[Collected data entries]

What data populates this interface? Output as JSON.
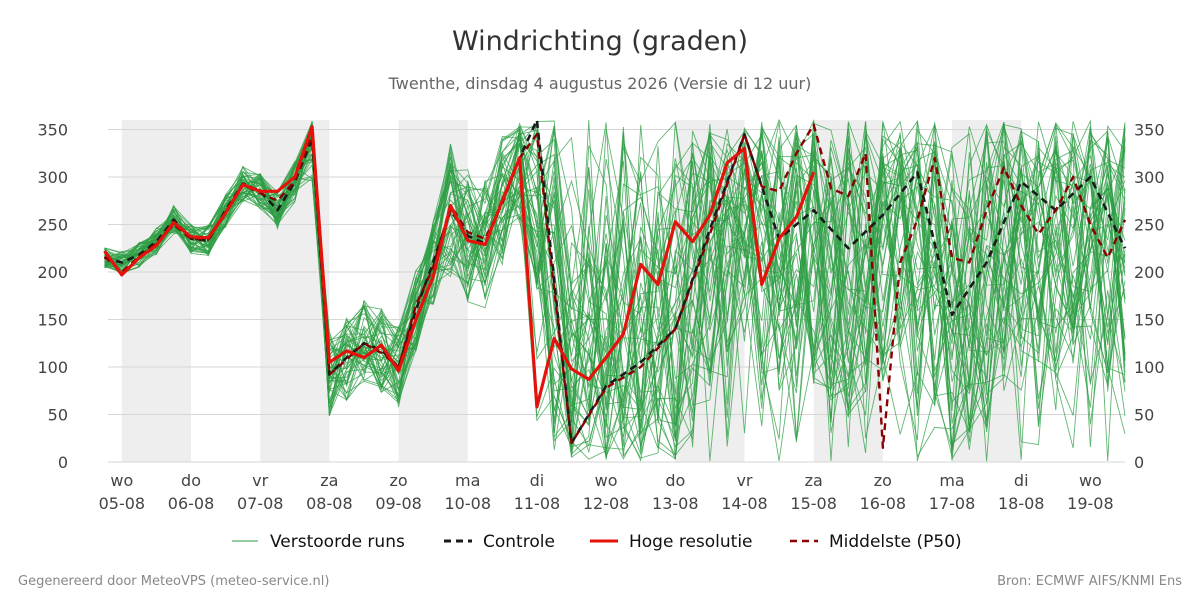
{
  "chart_data": {
    "type": "line",
    "title": "Windrichting (graden)",
    "subtitle": "Twenthe, dinsdag  4 augustus 2026 (Versie di 12 uur)",
    "ylim": [
      0,
      360
    ],
    "y_ticks": [
      0,
      50,
      100,
      150,
      200,
      250,
      300,
      350
    ],
    "x_range": [
      -0.2,
      14.5
    ],
    "grid": "horizontal",
    "weekend_shading": [
      [
        0,
        1
      ],
      [
        2,
        3
      ],
      [
        4,
        5
      ],
      [
        8,
        9
      ],
      [
        10,
        11
      ],
      [
        12,
        13
      ]
    ],
    "x_ticks": [
      {
        "pos": 0,
        "day": "wo",
        "date": "05-08"
      },
      {
        "pos": 1,
        "day": "do",
        "date": "06-08"
      },
      {
        "pos": 2,
        "day": "vr",
        "date": "07-08"
      },
      {
        "pos": 3,
        "day": "za",
        "date": "08-08"
      },
      {
        "pos": 4,
        "day": "zo",
        "date": "09-08"
      },
      {
        "pos": 5,
        "day": "ma",
        "date": "10-08"
      },
      {
        "pos": 6,
        "day": "di",
        "date": "11-08"
      },
      {
        "pos": 7,
        "day": "wo",
        "date": "12-08"
      },
      {
        "pos": 8,
        "day": "do",
        "date": "13-08"
      },
      {
        "pos": 9,
        "day": "vr",
        "date": "14-08"
      },
      {
        "pos": 10,
        "day": "za",
        "date": "15-08"
      },
      {
        "pos": 11,
        "day": "zo",
        "date": "16-08"
      },
      {
        "pos": 12,
        "day": "ma",
        "date": "17-08"
      },
      {
        "pos": 13,
        "day": "di",
        "date": "18-08"
      },
      {
        "pos": 14,
        "day": "wo",
        "date": "19-08"
      }
    ],
    "x_units": "days from 05-08 00 UTC",
    "ensemble_members": 50,
    "series": [
      {
        "name": "Controle",
        "color": "#1a1a1a",
        "style": "dashed",
        "x": [
          -0.25,
          0,
          0.25,
          0.5,
          0.75,
          1,
          1.25,
          1.5,
          1.75,
          2,
          2.25,
          2.5,
          2.75,
          3,
          3.25,
          3.5,
          3.75,
          4,
          4.25,
          4.5,
          4.75,
          5,
          5.25,
          5.5,
          5.75,
          6,
          6.5,
          7,
          7.5,
          8,
          8.5,
          9,
          9.5,
          10,
          10.5,
          11,
          11.5,
          12,
          12.5,
          13,
          13.5,
          14,
          14.5
        ],
        "values": [
          215,
          210,
          218,
          232,
          255,
          235,
          233,
          265,
          293,
          285,
          265,
          295,
          340,
          92,
          110,
          125,
          118,
          100,
          160,
          210,
          265,
          238,
          230,
          275,
          320,
          360,
          20,
          80,
          105,
          140,
          245,
          345,
          235,
          265,
          225,
          260,
          305,
          155,
          210,
          295,
          265,
          300,
          225
        ]
      },
      {
        "name": "Hoge resolutie",
        "color": "#e3120b",
        "style": "solid",
        "x": [
          -0.25,
          0,
          0.25,
          0.5,
          0.75,
          1,
          1.25,
          1.5,
          1.75,
          2,
          2.25,
          2.5,
          2.75,
          3,
          3.25,
          3.5,
          3.75,
          4,
          4.25,
          4.5,
          4.75,
          5,
          5.25,
          5.5,
          5.75,
          6,
          6.25,
          6.5,
          6.75,
          7,
          7.25,
          7.5,
          7.75,
          8,
          8.25,
          8.5,
          8.75,
          9,
          9.25,
          9.5,
          9.75,
          10
        ],
        "values": [
          222,
          197,
          215,
          228,
          252,
          237,
          236,
          262,
          292,
          285,
          285,
          300,
          353,
          105,
          117,
          110,
          123,
          96,
          150,
          195,
          270,
          233,
          229,
          275,
          320,
          58,
          130,
          98,
          87,
          110,
          135,
          208,
          187,
          253,
          232,
          260,
          315,
          330,
          187,
          235,
          258,
          305
        ]
      },
      {
        "name": "Middelste (P50)",
        "color": "#8b0000",
        "style": "dashed",
        "x": [
          -0.25,
          0,
          0.25,
          0.5,
          0.75,
          1,
          1.25,
          1.5,
          1.75,
          2,
          2.25,
          2.5,
          2.75,
          3,
          3.25,
          3.5,
          3.75,
          4,
          4.25,
          4.5,
          4.75,
          5,
          5.25,
          5.5,
          5.75,
          6,
          6.5,
          7,
          7.5,
          8,
          8.5,
          9,
          9.25,
          9.5,
          9.75,
          10,
          10.25,
          10.5,
          10.75,
          11,
          11.25,
          11.5,
          11.75,
          12,
          12.25,
          12.5,
          12.75,
          13,
          13.25,
          13.5,
          13.75,
          14,
          14.25,
          14.5
        ],
        "values": [
          216,
          200,
          216,
          230,
          250,
          235,
          234,
          263,
          292,
          283,
          275,
          296,
          344,
          92,
          108,
          125,
          115,
          100,
          165,
          205,
          270,
          242,
          235,
          272,
          320,
          345,
          20,
          78,
          100,
          140,
          240,
          345,
          290,
          285,
          325,
          355,
          288,
          280,
          325,
          15,
          210,
          255,
          320,
          215,
          210,
          265,
          310,
          270,
          240,
          265,
          300,
          250,
          215,
          255
        ]
      },
      {
        "name": "Verstoorde runs",
        "color": "#2e9e44",
        "style": "thin"
      }
    ]
  },
  "legend": {
    "position": "bottom",
    "items": [
      {
        "label": "Verstoorde runs",
        "color": "#2e9e44",
        "style": "thin"
      },
      {
        "label": "Controle",
        "color": "#1a1a1a",
        "style": "dashed"
      },
      {
        "label": "Hoge resolutie",
        "color": "#e3120b",
        "style": "solid"
      },
      {
        "label": "Middelste (P50)",
        "color": "#8b0000",
        "style": "dashed"
      }
    ]
  },
  "footer": {
    "left": "Gegenereerd door MeteoVPS (meteo-service.nl)",
    "right": "Bron: ECMWF AIFS/KNMI Ens"
  }
}
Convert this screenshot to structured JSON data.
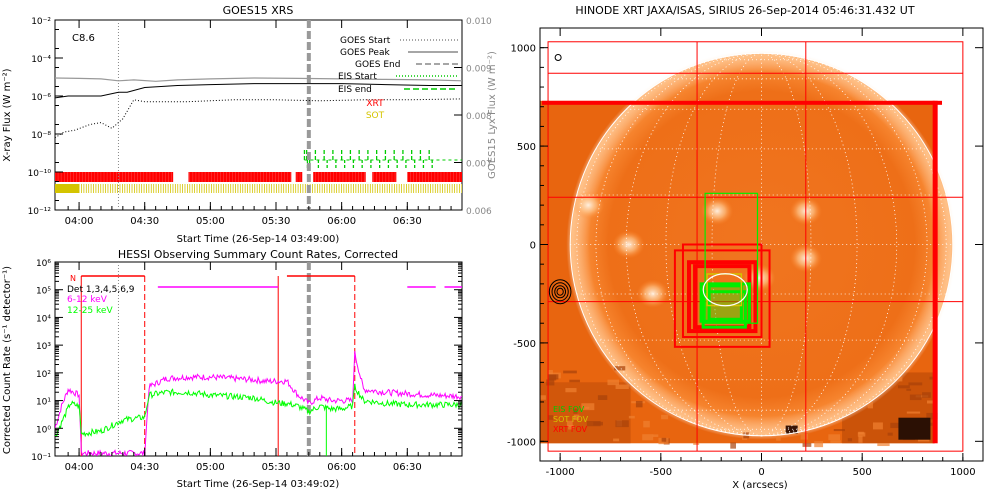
{
  "goes": {
    "title": "GOES15 XRS",
    "class_label": "C8.6",
    "ylabel": "X-ray Flux (W m⁻²)",
    "y2label": "GOES15 Lyx Flux (W m⁻²)",
    "xlabel": "Start Time (26-Sep-14 03:49:00)",
    "legend": [
      {
        "label": "GOES Start",
        "color": "#888888",
        "style": "dotted"
      },
      {
        "label": "GOES Peak",
        "color": "#888888",
        "style": "solid"
      },
      {
        "label": "GOES End",
        "color": "#888888",
        "style": "dashed"
      },
      {
        "label": "EIS Start",
        "color": "#00cc00",
        "style": "dotted"
      },
      {
        "label": "EIS end",
        "color": "#00cc00",
        "style": "dashed"
      },
      {
        "label": "XRT",
        "color": "#ff0000",
        "style": "text"
      },
      {
        "label": "SOT",
        "color": "#d4c400",
        "style": "text"
      }
    ]
  },
  "hessi": {
    "title": "HESSI Observing Summary Count Rates, Corrected",
    "ylabel": "Corrected Count Rate (s⁻¹ detector⁻¹)",
    "xlabel": "Start Time (26-Sep-14 03:49:02)",
    "legend": [
      {
        "label": "N",
        "color": "#ff0000"
      },
      {
        "label": "Det 1,3,4,5,6,9",
        "color": "#000000"
      },
      {
        "label": "6-12 keV",
        "color": "#ff00ff"
      },
      {
        "label": "12-25 keV",
        "color": "#00ff00"
      }
    ]
  },
  "xrt": {
    "title": "HINODE XRT JAXA/ISAS, SIRIUS 26-Sep-2014 05:46:31.432 UT",
    "xlabel": "X (arcsecs)",
    "legend": [
      {
        "label": "EIS FOV",
        "color": "#00cc00"
      },
      {
        "label": "SOT FOV",
        "color": "#d4c400"
      },
      {
        "label": "XRT FOV",
        "color": "#ff0000"
      }
    ]
  },
  "chart_data": [
    {
      "type": "line",
      "title": "GOES15 XRS",
      "xlabel": "Start Time (26-Sep-14 03:49:00)",
      "ylabel": "X-ray Flux (W m-2)",
      "y2label": "GOES15 Lyx Flux (W m-2)",
      "x_range_min": [
        229,
        415
      ],
      "xticks": [
        {
          "t": 240,
          "label": "04:00"
        },
        {
          "t": 270,
          "label": "04:30"
        },
        {
          "t": 300,
          "label": "05:00"
        },
        {
          "t": 330,
          "label": "05:30"
        },
        {
          "t": 360,
          "label": "06:00"
        },
        {
          "t": 390,
          "label": "06:30"
        }
      ],
      "ylog": true,
      "ylim_exp": [
        -12,
        -2
      ],
      "yticks": [
        {
          "e": -12,
          "label": "10⁻¹²"
        },
        {
          "e": -10,
          "label": "10⁻¹⁰"
        },
        {
          "e": -8,
          "label": "10⁻⁸"
        },
        {
          "e": -6,
          "label": "10⁻⁶"
        },
        {
          "e": -4,
          "label": "10⁻⁴"
        },
        {
          "e": -2,
          "label": "10⁻²"
        }
      ],
      "y2lim": [
        0.006,
        0.01
      ],
      "y2ticks": [
        "0.006",
        "0.007",
        "0.008",
        "0.009",
        "0.010"
      ],
      "series": [
        {
          "name": "long (black)",
          "x": [
            229,
            235,
            240,
            250,
            258,
            262,
            270,
            285,
            300,
            320,
            340,
            360,
            380,
            400,
            415
          ],
          "log_y": [
            -6.1,
            -6.0,
            -6.0,
            -6.0,
            -5.8,
            -5.8,
            -5.55,
            -5.45,
            -5.4,
            -5.35,
            -5.35,
            -5.35,
            -5.4,
            -5.45,
            -5.45
          ]
        },
        {
          "name": "short (dotted)",
          "x": [
            229,
            233,
            238,
            245,
            250,
            255,
            260,
            265,
            270,
            290,
            310,
            330,
            350,
            370,
            390,
            415
          ],
          "log_y": [
            -8.2,
            -7.9,
            -7.8,
            -7.5,
            -7.4,
            -7.7,
            -7.2,
            -6.2,
            -6.3,
            -6.3,
            -6.2,
            -6.2,
            -6.25,
            -6.2,
            -6.2,
            -6.15
          ]
        },
        {
          "name": "Lyx (gray)",
          "x": [
            229,
            240,
            250,
            258,
            265,
            275,
            285,
            300,
            320,
            340,
            360,
            380,
            400,
            415
          ],
          "y2": [
            0.00878,
            0.00877,
            0.00876,
            0.00872,
            0.00874,
            0.00871,
            0.00874,
            0.00876,
            0.00878,
            0.00877,
            0.00876,
            0.00875,
            0.00874,
            0.00872
          ]
        }
      ],
      "vlines": [
        {
          "t": 258,
          "style": "dotted"
        },
        {
          "t": 345,
          "style": "dashed"
        }
      ],
      "xrt_bars": [
        [
          229,
          283
        ],
        [
          290,
          337
        ],
        [
          339,
          342
        ],
        [
          347,
          371
        ],
        [
          374,
          385
        ],
        [
          390,
          415
        ]
      ],
      "sot_bars": [
        [
          229,
          240
        ],
        [
          240,
          415
        ]
      ],
      "eis_tick_times": [
        343,
        344,
        348,
        352,
        356,
        360,
        364,
        368,
        372,
        376,
        380,
        384,
        388,
        392,
        396,
        400
      ]
    },
    {
      "type": "line",
      "title": "HESSI Observing Summary Count Rates, Corrected",
      "xlabel": "Start Time (26-Sep-14 03:49:02)",
      "ylabel": "Corrected Count Rate (s-1 detector-1)",
      "x_range_min": [
        229,
        415
      ],
      "xticks": [
        {
          "t": 240,
          "label": "04:00"
        },
        {
          "t": 270,
          "label": "04:30"
        },
        {
          "t": 300,
          "label": "05:00"
        },
        {
          "t": 330,
          "label": "05:30"
        },
        {
          "t": 360,
          "label": "06:00"
        },
        {
          "t": 390,
          "label": "06:30"
        }
      ],
      "ylog": true,
      "ylim_exp": [
        -1,
        6
      ],
      "yticks": [
        {
          "e": -1,
          "label": "10⁻¹"
        },
        {
          "e": 0,
          "label": "10⁰"
        },
        {
          "e": 1,
          "label": "10¹"
        },
        {
          "e": 2,
          "label": "10²"
        },
        {
          "e": 3,
          "label": "10³"
        },
        {
          "e": 4,
          "label": "10⁴"
        },
        {
          "e": 5,
          "label": "10⁵"
        },
        {
          "e": 6,
          "label": "10⁶"
        }
      ],
      "series": [
        {
          "name": "6-12 keV",
          "color": "#ff00ff",
          "x": [
            229,
            232,
            235,
            240,
            241,
            270,
            272,
            280,
            290,
            300,
            310,
            320,
            325,
            332,
            335,
            340,
            345,
            350,
            355,
            360,
            365,
            366,
            370,
            380,
            390,
            400,
            415
          ],
          "log_y": [
            0.0,
            0.8,
            1.4,
            1.2,
            -0.9,
            -0.9,
            1.5,
            1.8,
            1.85,
            1.85,
            1.8,
            1.75,
            1.7,
            1.7,
            1.7,
            1.2,
            0.9,
            1.1,
            1.0,
            1.0,
            1.0,
            2.7,
            1.4,
            1.3,
            1.25,
            1.2,
            1.15
          ]
        },
        {
          "name": "12-25 keV",
          "color": "#00ff00",
          "x": [
            229,
            232,
            236,
            240,
            241,
            250,
            260,
            270,
            272,
            280,
            290,
            300,
            310,
            320,
            325,
            332,
            335,
            340,
            345,
            350,
            355,
            360,
            365,
            366,
            370,
            380,
            390,
            400,
            415
          ],
          "log_y": [
            -0.3,
            0.2,
            0.9,
            0.8,
            -0.2,
            -0.1,
            0.3,
            0.4,
            1.2,
            1.3,
            1.3,
            1.2,
            1.15,
            1.1,
            1.0,
            0.9,
            0.9,
            0.8,
            0.6,
            0.8,
            0.7,
            0.7,
            0.8,
            1.5,
            1.0,
            0.9,
            0.85,
            0.85,
            0.85
          ]
        }
      ],
      "attenuator_segments": [
        [
          241,
          270
        ],
        [
          335,
          366
        ]
      ],
      "saa_top": [
        [
          276,
          331
        ],
        [
          390,
          403
        ],
        [
          407,
          415
        ]
      ],
      "solid_vlines": [
        241,
        331
      ],
      "dashed_vlines": [
        270,
        366
      ],
      "gray_vline": 345,
      "green_dip": [
        353,
        354
      ]
    },
    {
      "type": "heatmap",
      "title": "HINODE XRT JAXA/ISAS, SIRIUS 26-Sep-2014 05:46:31.432 UT",
      "xlabel": "X (arcsecs)",
      "xlim": [
        -1100,
        1100
      ],
      "ylim": [
        -1100,
        1100
      ],
      "xticks": [
        -1000,
        -500,
        0,
        500,
        1000
      ],
      "yticks": [
        1000,
        500,
        0,
        -500,
        -1000
      ],
      "image_extent": {
        "x": [
          -1100,
          860
        ],
        "y": [
          -1010,
          730
        ]
      },
      "solar_radius": 950,
      "grid_step_deg": 15,
      "xrt_outer_fov": {
        "x": [
          -1060,
          1000
        ],
        "y": [
          -1050,
          1030
        ]
      },
      "xrt_grid_x": [
        -320,
        220
      ],
      "xrt_grid_y": [
        870,
        240,
        -290
      ],
      "xrt_boxes": [
        {
          "x": [
            -430,
            40
          ],
          "y": [
            -520,
            -30
          ]
        },
        {
          "x": [
            -390,
            0
          ],
          "y": [
            -470,
            0
          ]
        },
        {
          "x": [
            -360,
            -30
          ],
          "y": [
            -440,
            -90
          ]
        },
        {
          "x": [
            -330,
            -60
          ],
          "y": [
            -420,
            -110
          ]
        }
      ],
      "eis_boxes": [
        {
          "x": [
            -280,
            -20
          ],
          "y": [
            -400,
            260
          ]
        },
        {
          "x": [
            -300,
            -60
          ],
          "y": [
            -390,
            -200
          ]
        },
        {
          "x": [
            -290,
            -80
          ],
          "y": [
            -420,
            -240
          ]
        },
        {
          "x": [
            -260,
            -100
          ],
          "y": [
            -380,
            -210
          ]
        }
      ],
      "sot_boxes": [
        {
          "x": [
            -270,
            -100
          ],
          "y": [
            -310,
            -150
          ]
        }
      ],
      "contour_center": [
        -1000,
        -240
      ],
      "small_circle": [
        -1010,
        950
      ],
      "bright_regions": [
        [
          -860,
          200
        ],
        [
          -660,
          0
        ],
        [
          -540,
          -250
        ],
        [
          -220,
          170
        ],
        [
          220,
          170
        ],
        [
          220,
          -70
        ],
        [
          -10,
          -170
        ]
      ]
    }
  ]
}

→ Task
Identify each line of the material where the word "SIRIUS" shows up, and copy it.

→ Task solution
    "title": "HINODE XRT JAXA/ISAS, SIRIUS 26-Sep-2014 05:46:31.432 UT",
      "title": "HINODE XRT JAXA/ISAS, SIRIUS 26-Sep-2014 05:46:31.432 UT",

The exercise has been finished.